Short problem: Pictures should be excluded; otherwise, copy every entry exactly.

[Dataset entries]
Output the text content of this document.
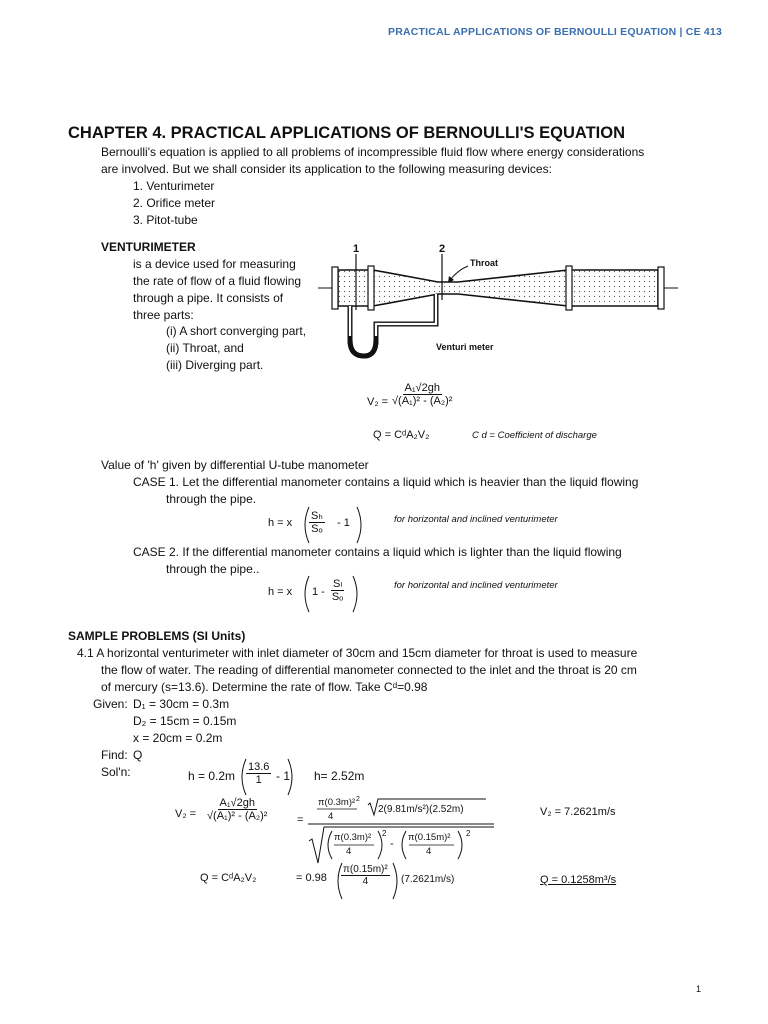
PRACTICAL APPLICATIONS OF BERNOULLI EQUATION | CE 413
CHAPTER 4. PRACTICAL APPLICATIONS OF BERNOULLI'S EQUATION
Bernoulli's equation is applied to all problems of incompressible fluid flow where energy considerations
are involved. But we shall consider its application to the following measuring devices:
1. Venturimeter
2. Orifice meter
3. Pitot-tube
VENTURIMETER
is a device used for measuring
the rate of flow of a fluid flowing
through a pipe. It consists of
three parts:
(i) A short converging part,
(ii) Throat, and
(iii) Diverging part.
1	2
Throat
Venturi meter
$V_2 = \frac{\text{A₁√2gh}}{\text{√(A₁)² - (A₂)²}}$
Q = CᵈA₂V₂	C d = Coefficient of discharge
Value of 'h' given by differential U-tube manometer
CASE 1. Let the differential manometer contains a liquid which is heavier than the liquid flowing
through the pipe.
h = x $\frac{\text{Sₕ}}{\text{Sₒ}} - 1$	for horizontal and inclined venturimeter
CASE 2. If the differential manometer contains a liquid which is lighter than the liquid flowing
through the pipe..
h = x $1 - \frac{\text{Sₗ}}{\text{Sₒ}}$	for horizontal and inclined venturimeter
SAMPLE PROBLEMS (SI Units)
4.1 A horizontal venturimeter with inlet diameter of 30cm and 15cm diameter for throat is used to measure
the flow of water. The reading of differential manometer connected to the inlet and the throat is 20 cm
of mercury (s=13.6). Determine the rate of flow. Take Cᵈ=0.98
Given: D₁ = 30cm = 0.3m
D₂ = 15cm = 0.15m
x = 20cm = 0.2m
Find: Q
Sol'n:	$h = 0.2m \frac{13.6}{1} - 1$ h= 2.52m
$V_2 = \frac{\text{A₁√2gh}}{\text{√(A₁)² - (A₂)²}}$	=
π(0.3m)² 2
4
2(9.81m/s²)(2.52m)
π(0.3m)²
4
2
-
π(0.15m)²
4
2
V₂ = 7.2621m/s
Q = CᵈA₂V₂	= $0.98 \frac{\text{π(0.15m)²}}{4} (7.2621m/s)$	Q = 0.1258m³/s
1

Task output:
Output the text content of this document.
PRACTICAL APPLICATIONS OF BERNOULLI EQUATION | CE 413
CHAPTER 4. PRACTICAL APPLICATIONS OF BERNOULLI'S EQUATION
Bernoulli's equation is applied to all problems of incompressible fluid flow where energy considerations
are involved. But we shall consider its application to the following measuring devices:
1. Venturimeter
2. Orifice meter
3. Pitot-tube
VENTURIMETER
is a device used for measuring
the rate of flow of a fluid flowing
through a pipe. It consists of
three parts:
(i) A short converging part,
(ii) Throat, and
(iii) Diverging part.
1	2
Throat
Venturi meter
$V_2 = \frac{\text{A₁√2gh}}{\text{√(A₁)² - (A₂)²}}$
Q = CᵈA₂V₂	C d = Coefficient of discharge
Value of 'h' given by differential U-tube manometer
CASE 1. Let the differential manometer contains a liquid which is heavier than the liquid flowing
through the pipe.
h = x $\frac{\text{Sₕ}}{\text{Sₒ}} - 1$	for horizontal and inclined venturimeter
CASE 2. If the differential manometer contains a liquid which is lighter than the liquid flowing
through the pipe..
h = x $1 - \frac{\text{Sₗ}}{\text{Sₒ}}$	for horizontal and inclined venturimeter
SAMPLE PROBLEMS (SI Units)
4.1 A horizontal venturimeter with inlet diameter of 30cm and 15cm diameter for throat is used to measure
the flow of water. The reading of differential manometer connected to the inlet and the throat is 20 cm
of mercury (s=13.6). Determine the rate of flow. Take Cᵈ=0.98
Given: D₁ = 30cm = 0.3m
D₂ = 15cm = 0.15m
x = 20cm = 0.2m
Find: Q
Sol'n:	$h = 0.2m \frac{13.6}{1} - 1$ h= 2.52m
$V_2 = \frac{\text{A₁√2gh}}{\text{√(A₁)² - (A₂)²}}$	=
π(0.3m)² 2
4
2(9.81m/s²)(2.52m)
π(0.3m)²
4
2
-
π(0.15m)²
4
2
V₂ = 7.2621m/s
Q = CᵈA₂V₂	= $0.98 \frac{\text{π(0.15m)²}}{4} (7.2621m/s)$	Q = 0.1258m³/s
1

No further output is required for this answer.